Aim — From the listing below, pick out each line with the word "COLIFLOR".

[Start of Extracted data]

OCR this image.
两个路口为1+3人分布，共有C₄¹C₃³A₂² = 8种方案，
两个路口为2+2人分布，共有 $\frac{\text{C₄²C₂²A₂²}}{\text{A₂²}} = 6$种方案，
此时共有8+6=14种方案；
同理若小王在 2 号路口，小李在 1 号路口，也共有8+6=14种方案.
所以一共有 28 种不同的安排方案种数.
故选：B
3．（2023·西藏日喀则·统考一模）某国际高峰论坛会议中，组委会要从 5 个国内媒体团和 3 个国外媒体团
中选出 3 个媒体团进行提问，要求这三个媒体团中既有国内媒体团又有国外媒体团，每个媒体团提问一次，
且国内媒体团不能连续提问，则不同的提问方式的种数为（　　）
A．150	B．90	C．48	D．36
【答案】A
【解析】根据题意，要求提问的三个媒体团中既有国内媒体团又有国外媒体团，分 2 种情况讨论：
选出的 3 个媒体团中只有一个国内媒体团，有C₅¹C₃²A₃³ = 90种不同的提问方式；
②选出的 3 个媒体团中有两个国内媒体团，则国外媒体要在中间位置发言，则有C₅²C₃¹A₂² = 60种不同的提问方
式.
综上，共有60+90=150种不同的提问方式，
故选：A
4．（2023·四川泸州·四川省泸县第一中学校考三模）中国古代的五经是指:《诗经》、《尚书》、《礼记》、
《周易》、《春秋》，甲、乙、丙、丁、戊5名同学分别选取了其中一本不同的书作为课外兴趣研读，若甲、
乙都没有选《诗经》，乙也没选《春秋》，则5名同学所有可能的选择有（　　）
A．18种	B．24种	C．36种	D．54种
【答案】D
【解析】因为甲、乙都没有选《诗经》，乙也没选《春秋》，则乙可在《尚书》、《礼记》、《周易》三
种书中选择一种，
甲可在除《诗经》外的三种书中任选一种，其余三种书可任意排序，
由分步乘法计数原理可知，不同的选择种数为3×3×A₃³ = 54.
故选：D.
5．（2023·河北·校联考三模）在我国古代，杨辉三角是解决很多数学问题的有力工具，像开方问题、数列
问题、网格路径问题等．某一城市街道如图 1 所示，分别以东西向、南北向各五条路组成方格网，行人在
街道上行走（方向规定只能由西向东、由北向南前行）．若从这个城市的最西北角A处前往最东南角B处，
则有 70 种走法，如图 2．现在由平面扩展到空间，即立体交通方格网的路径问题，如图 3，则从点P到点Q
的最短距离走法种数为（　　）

[End of Extracted data]
[Start of Extracted data]

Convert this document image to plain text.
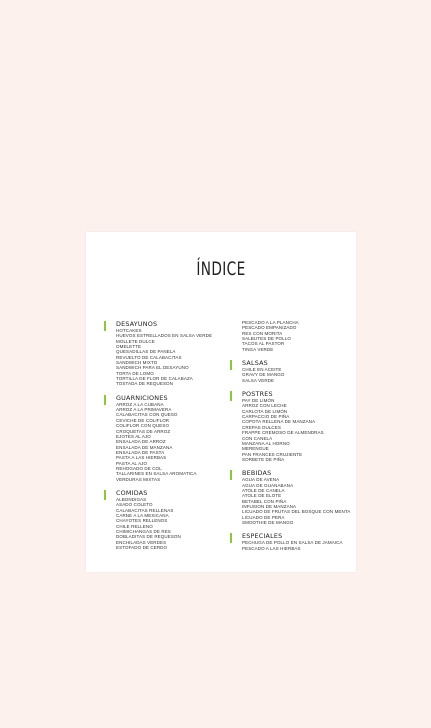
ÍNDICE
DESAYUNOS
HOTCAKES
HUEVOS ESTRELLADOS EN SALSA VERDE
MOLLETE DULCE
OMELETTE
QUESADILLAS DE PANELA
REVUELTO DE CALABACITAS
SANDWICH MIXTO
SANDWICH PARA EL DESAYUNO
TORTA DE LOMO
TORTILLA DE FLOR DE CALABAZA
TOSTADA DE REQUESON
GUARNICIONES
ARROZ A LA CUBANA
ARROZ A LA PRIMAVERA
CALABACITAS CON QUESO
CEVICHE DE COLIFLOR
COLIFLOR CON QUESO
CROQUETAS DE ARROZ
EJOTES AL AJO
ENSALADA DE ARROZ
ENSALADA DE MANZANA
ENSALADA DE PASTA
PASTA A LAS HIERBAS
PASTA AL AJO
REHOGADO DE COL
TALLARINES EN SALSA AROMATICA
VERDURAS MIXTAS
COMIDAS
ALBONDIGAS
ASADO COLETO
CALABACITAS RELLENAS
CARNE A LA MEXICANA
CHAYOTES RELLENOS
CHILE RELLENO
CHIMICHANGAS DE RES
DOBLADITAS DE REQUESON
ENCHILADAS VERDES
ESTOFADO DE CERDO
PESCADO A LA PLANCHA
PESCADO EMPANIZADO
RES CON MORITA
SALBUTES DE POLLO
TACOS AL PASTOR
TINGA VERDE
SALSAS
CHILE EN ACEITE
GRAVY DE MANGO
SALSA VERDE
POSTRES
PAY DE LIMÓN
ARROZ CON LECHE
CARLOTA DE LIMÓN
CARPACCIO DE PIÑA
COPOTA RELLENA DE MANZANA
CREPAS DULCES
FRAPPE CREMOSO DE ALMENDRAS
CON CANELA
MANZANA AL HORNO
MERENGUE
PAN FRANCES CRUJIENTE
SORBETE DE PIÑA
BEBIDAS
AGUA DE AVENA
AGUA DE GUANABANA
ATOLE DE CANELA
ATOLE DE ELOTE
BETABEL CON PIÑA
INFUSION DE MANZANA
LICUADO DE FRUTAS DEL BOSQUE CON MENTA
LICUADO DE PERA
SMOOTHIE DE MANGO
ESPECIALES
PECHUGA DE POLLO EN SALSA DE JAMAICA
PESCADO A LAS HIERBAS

[End of Extracted data]

Solution to this exercise —
CEVICHE DE COLIFLOR
COLIFLOR CON QUESO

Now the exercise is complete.